#### Problem details
The exercise asks you to copy every line below in which "includes" appears.

>> BEGIN Records shown

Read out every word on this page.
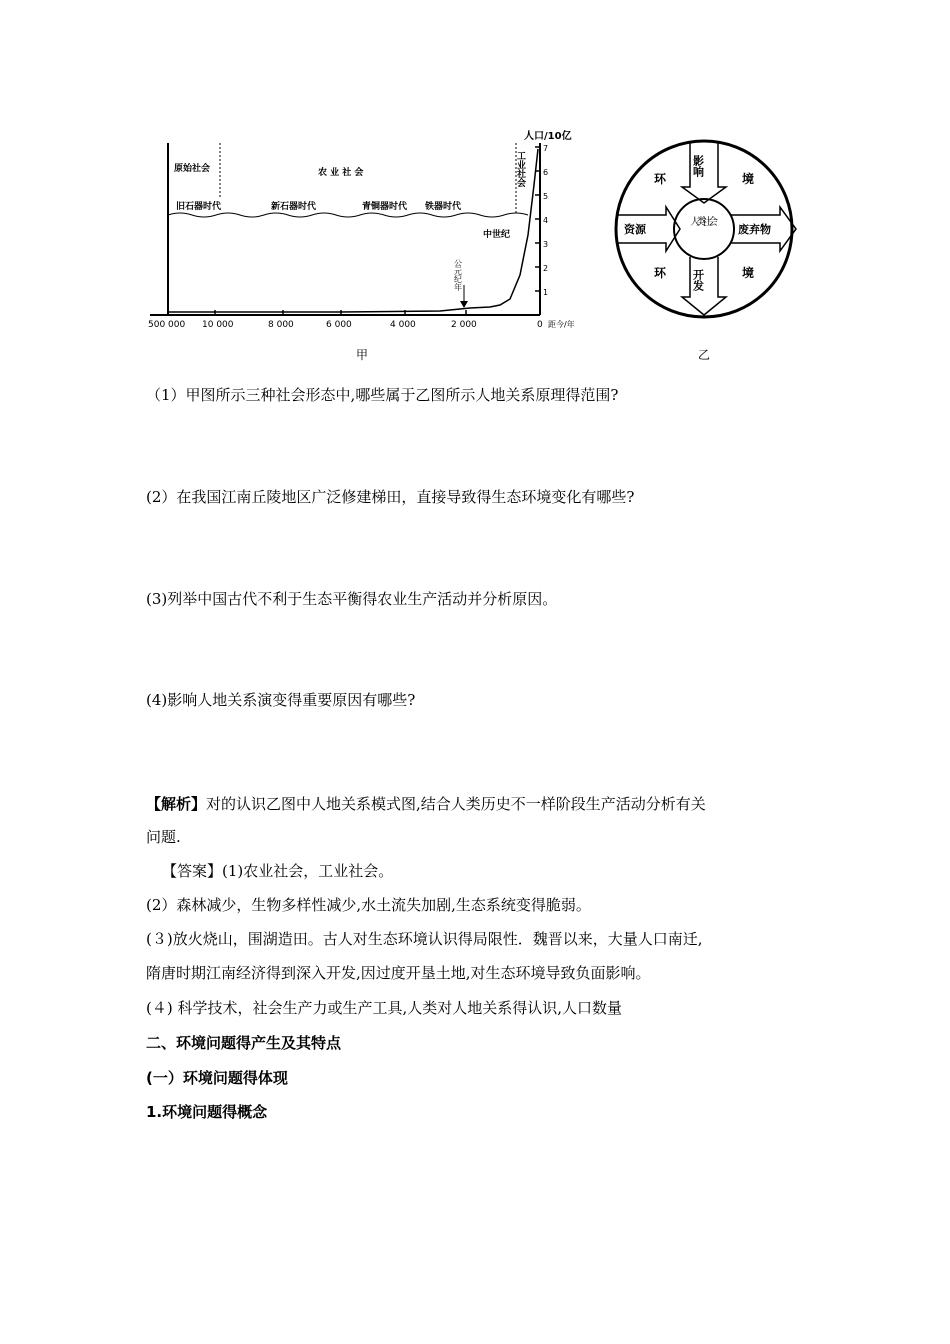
7
6
5
4
3
2
1
人口/10亿
500 000 10 000	8 000	6 000	4 000	2 000	0 距今/年
原始社会	农 业 社 会	工业社会
旧石器时代	新石器时代	青铜器时代 铁器时代
中世纪
公元纪年
甲
影响
开发
资源	废弃物
人类社会
环	境
环	境
乙
（1）甲图所示三种社会形态中,哪些属于乙图所示人地关系原理得范围?
(2）在我国江南丘陵地区广泛修建梯田，直接导致得生态环境变化有哪些?
(3)列举中国古代不利于生态平衡得农业生产活动并分析原因。
(4)影响人地关系演变得重要原因有哪些?
【解析】对的认识乙图中人地关系模式图,结合人类历史不一样阶段生产活动分析有关
问题.
【答案】(1)农业社会，工业社会。
(2）森林减少，生物多样性减少,水土流失加剧,生态系统变得脆弱。
(３)放火烧山，围湖造田。古人对生态环境认识得局限性．魏晋以来，大量人口南迁,
隋唐时期江南经济得到深入开发,因过度开垦土地,对生态环境导致负面影响。
(４) 科学技术，社会生产力或生产工具,人类对人地关系得认识,人口数量
二、环境问题得产生及其特点
(一）环境问题得体现
1.环境问题得概念
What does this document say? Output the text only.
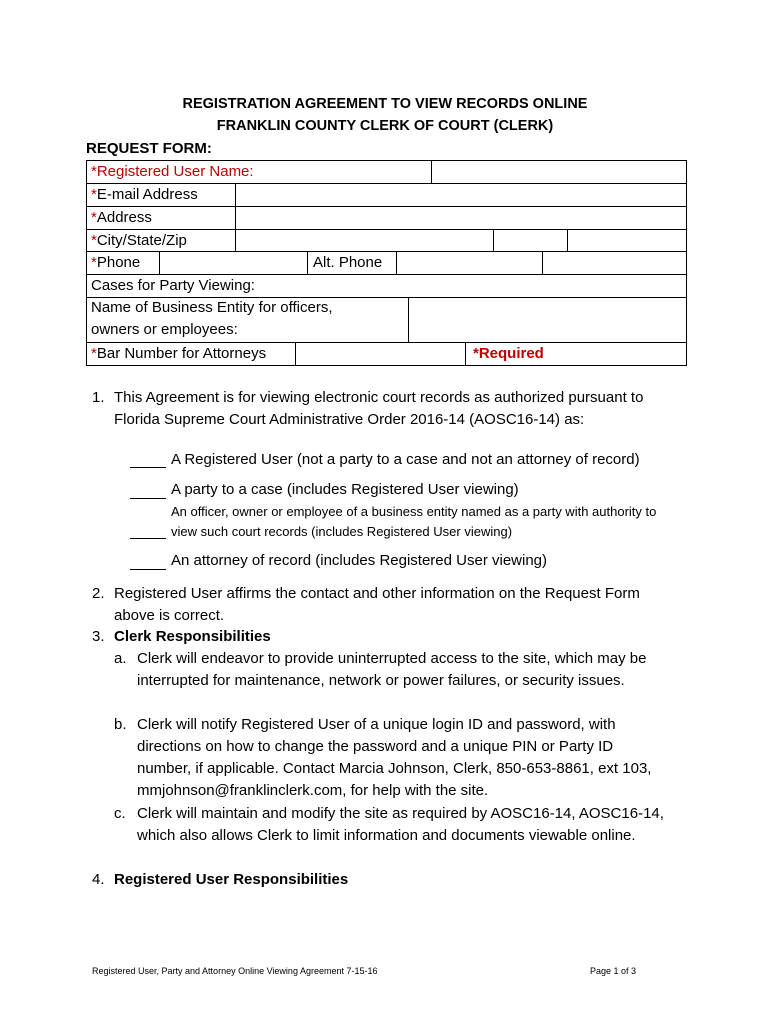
REGISTRATION AGREEMENT TO VIEW RECORDS ONLINE
FRANKLIN COUNTY CLERK OF COURT (CLERK)
REQUEST FORM:
*Registered User Name:
*E-mail Address
*Address
*City/State/Zip
*Phone	Alt. Phone
Cases for Party Viewing:
Name of Business Entity for officers,
owners or employees:
*Bar Number for Attorneys	*Required
1. This Agreement is for viewing electronic court records as authorized pursuant to Florida Supreme Court Administrative Order 2016-14 (AOSC16-14) as:
A Registered User (not a party to a case and not an attorney of record)
A party to a case (includes Registered User viewing)
An officer, owner or employee of a business entity named as a party with authority to view such court records (includes Registered User viewing)
An attorney of record (includes Registered User viewing)
2. Registered User affirms the contact and other information on the Request Form above is correct.
3. Clerk Responsibilities
a. Clerk will endeavor to provide uninterrupted access to the site, which may be interrupted for maintenance, network or power failures, or security issues.
b. Clerk will notify Registered User of a unique login ID and password, with directions on how to change the password and a unique PIN or Party ID number, if applicable. Contact Marcia Johnson, Clerk, 850-653-8861, ext 103, mmjohnson@franklinclerk.com, for help with the site.
c. Clerk will maintain and modify the site as required by AOSC16-14, AOSC16-14, which also allows Clerk to limit information and documents viewable online.
4. Registered User Responsibilities
Registered User, Party and Attorney Online Viewing Agreement 7-15-16	Page 1 of 3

>> END Records shown

#### Final result
A party to a case (includes Registered User viewing)
An officer, owner or employee of a business entity named as a party with authority to view such court records (includes Registered User viewing)
An attorney of record (includes Registered User viewing)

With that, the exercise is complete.